#### EXERCISE REQUIREMENTS
Return each line holding the string "image".

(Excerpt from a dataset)

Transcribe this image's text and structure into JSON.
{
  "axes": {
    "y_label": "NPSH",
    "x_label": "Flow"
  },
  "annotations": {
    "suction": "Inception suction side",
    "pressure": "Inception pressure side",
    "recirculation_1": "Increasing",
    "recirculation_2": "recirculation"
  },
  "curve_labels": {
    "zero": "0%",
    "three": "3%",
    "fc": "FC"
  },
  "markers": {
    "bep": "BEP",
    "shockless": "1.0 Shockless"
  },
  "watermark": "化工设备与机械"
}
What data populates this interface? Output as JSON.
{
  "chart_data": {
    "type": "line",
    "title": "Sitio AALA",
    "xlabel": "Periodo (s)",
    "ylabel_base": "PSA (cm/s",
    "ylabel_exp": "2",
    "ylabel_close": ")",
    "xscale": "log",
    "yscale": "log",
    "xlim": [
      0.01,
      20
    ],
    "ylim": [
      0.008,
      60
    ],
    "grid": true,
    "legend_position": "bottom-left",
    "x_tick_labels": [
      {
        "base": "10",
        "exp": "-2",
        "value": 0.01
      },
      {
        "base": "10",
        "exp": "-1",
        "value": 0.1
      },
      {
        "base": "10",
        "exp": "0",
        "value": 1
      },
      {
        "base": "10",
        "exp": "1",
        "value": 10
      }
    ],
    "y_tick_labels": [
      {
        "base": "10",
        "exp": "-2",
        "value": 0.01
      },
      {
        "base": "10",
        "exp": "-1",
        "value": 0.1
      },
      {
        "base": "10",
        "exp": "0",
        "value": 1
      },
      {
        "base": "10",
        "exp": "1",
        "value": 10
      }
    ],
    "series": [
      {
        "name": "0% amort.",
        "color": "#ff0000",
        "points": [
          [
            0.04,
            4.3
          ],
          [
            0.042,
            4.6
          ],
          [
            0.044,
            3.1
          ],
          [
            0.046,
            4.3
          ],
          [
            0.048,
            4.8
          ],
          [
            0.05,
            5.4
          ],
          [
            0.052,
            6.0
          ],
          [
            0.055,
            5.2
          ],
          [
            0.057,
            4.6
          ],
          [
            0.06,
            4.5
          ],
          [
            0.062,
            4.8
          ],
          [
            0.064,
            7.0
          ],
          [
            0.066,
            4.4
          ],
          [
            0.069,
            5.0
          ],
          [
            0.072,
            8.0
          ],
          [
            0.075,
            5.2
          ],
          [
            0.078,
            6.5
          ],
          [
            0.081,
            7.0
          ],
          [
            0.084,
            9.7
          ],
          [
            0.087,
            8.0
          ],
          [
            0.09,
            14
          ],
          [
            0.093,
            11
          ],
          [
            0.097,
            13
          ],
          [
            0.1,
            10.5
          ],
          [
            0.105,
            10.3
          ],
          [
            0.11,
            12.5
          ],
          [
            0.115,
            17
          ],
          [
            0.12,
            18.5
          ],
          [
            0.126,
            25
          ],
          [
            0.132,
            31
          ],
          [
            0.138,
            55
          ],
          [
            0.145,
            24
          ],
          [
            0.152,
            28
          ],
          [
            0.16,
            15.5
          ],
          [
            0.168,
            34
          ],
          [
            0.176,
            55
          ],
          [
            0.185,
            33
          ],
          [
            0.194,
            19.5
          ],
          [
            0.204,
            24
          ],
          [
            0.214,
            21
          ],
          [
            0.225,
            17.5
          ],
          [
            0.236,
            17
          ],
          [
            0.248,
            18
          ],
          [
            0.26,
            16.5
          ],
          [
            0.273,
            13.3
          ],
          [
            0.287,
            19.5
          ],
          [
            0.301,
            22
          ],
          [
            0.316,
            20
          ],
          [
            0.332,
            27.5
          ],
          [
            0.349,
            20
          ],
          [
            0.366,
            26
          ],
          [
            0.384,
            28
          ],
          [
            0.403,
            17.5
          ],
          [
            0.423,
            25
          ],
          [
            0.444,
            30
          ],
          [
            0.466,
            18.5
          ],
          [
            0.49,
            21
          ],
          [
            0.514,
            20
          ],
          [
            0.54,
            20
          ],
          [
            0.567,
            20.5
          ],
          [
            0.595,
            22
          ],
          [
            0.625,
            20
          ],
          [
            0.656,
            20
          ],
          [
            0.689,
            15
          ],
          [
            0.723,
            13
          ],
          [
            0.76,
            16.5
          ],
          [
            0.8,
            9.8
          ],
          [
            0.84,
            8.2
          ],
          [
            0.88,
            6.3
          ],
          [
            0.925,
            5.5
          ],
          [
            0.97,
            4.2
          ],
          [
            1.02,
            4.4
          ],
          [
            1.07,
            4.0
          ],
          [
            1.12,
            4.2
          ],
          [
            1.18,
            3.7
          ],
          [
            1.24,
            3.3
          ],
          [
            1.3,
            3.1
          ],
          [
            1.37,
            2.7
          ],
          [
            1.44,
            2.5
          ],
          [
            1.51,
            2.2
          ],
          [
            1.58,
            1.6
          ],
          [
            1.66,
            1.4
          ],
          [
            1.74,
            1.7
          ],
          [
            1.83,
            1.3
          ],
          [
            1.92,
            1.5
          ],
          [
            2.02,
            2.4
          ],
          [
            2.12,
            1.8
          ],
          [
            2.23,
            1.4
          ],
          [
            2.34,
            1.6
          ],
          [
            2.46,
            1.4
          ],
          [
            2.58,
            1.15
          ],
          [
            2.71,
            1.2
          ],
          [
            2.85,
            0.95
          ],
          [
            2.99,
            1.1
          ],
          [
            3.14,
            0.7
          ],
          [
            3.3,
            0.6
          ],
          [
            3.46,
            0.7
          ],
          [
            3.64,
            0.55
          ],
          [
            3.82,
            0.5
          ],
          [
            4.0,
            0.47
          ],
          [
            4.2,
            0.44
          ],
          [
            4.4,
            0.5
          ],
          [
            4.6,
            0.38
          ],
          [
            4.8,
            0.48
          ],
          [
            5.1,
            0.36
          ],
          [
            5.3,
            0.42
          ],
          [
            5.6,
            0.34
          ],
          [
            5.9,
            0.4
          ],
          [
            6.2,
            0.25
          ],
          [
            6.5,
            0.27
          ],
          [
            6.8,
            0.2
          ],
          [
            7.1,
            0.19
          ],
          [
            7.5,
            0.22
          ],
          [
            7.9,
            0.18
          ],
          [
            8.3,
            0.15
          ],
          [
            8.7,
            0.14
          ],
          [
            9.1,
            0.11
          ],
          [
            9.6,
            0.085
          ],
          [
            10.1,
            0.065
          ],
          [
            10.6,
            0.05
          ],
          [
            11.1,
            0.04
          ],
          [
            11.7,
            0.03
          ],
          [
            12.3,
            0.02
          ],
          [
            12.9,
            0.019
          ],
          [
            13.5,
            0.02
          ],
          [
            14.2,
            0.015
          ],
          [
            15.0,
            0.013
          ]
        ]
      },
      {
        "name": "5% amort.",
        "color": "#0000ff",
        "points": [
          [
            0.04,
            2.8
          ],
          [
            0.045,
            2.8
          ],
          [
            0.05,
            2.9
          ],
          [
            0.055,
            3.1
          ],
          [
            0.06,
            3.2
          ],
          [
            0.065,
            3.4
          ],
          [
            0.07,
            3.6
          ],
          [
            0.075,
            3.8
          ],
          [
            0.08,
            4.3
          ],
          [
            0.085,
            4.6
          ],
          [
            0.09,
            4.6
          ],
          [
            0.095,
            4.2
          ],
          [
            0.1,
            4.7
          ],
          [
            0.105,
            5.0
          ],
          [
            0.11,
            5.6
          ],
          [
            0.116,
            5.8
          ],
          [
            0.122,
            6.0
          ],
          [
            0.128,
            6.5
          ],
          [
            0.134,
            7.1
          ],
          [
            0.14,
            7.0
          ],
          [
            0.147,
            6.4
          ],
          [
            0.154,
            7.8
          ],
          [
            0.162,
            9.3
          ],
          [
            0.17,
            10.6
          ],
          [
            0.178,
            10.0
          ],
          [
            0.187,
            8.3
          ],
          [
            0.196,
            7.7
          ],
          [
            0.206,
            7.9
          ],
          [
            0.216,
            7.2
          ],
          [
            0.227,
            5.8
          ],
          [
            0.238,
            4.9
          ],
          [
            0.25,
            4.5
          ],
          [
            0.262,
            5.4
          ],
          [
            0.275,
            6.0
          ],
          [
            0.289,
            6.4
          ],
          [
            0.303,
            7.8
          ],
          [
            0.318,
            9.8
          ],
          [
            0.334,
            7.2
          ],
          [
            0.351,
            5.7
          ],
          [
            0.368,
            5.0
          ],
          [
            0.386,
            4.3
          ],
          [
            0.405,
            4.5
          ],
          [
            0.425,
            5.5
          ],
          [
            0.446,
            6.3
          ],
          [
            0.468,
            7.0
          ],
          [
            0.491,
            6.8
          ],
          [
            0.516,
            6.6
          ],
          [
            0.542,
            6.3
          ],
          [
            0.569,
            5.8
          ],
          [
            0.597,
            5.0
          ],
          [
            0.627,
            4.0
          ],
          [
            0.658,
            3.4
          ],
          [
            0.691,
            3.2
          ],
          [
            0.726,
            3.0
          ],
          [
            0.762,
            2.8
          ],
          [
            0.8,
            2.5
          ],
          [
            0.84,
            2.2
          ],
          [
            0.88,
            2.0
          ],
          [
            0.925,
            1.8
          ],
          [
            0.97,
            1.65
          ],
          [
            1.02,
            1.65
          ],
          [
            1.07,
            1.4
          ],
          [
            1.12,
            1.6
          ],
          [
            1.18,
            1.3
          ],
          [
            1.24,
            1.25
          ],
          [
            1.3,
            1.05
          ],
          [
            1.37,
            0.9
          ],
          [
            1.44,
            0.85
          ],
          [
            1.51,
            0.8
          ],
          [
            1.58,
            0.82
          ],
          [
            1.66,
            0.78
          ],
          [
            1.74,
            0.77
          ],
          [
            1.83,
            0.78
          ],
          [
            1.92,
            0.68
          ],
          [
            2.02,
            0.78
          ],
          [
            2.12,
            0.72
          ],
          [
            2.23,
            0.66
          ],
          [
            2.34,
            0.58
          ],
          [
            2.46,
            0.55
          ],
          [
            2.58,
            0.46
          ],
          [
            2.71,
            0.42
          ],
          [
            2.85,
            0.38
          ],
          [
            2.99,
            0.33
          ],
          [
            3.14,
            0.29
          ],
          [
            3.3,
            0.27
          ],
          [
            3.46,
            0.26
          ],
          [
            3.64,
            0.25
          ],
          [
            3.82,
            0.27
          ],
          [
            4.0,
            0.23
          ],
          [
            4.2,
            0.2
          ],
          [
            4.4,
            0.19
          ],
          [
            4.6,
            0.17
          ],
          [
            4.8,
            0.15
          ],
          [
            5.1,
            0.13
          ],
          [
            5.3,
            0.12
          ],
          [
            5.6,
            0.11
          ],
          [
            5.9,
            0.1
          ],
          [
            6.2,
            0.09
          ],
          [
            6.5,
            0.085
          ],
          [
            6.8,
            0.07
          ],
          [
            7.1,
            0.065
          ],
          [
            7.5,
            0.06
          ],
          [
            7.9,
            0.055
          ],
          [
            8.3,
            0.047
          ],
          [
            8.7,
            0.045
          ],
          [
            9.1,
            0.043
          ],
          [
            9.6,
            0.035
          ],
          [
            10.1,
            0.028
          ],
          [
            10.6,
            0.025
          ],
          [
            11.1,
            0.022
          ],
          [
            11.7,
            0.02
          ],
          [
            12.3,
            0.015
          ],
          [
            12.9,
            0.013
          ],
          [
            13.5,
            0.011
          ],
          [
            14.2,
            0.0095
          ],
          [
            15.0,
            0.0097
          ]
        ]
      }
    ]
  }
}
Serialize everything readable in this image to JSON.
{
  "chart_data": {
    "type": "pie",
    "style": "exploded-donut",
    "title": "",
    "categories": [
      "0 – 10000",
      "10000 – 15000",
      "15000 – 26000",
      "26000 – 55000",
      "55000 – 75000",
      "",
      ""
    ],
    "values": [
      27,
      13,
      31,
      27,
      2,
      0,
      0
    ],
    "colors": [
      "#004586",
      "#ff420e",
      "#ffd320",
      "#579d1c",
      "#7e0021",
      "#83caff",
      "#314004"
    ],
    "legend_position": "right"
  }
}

#### WORKED SOLUTION
Transcribe this image's text and structure into JSON.
Serialize everything readable in this image to JSON.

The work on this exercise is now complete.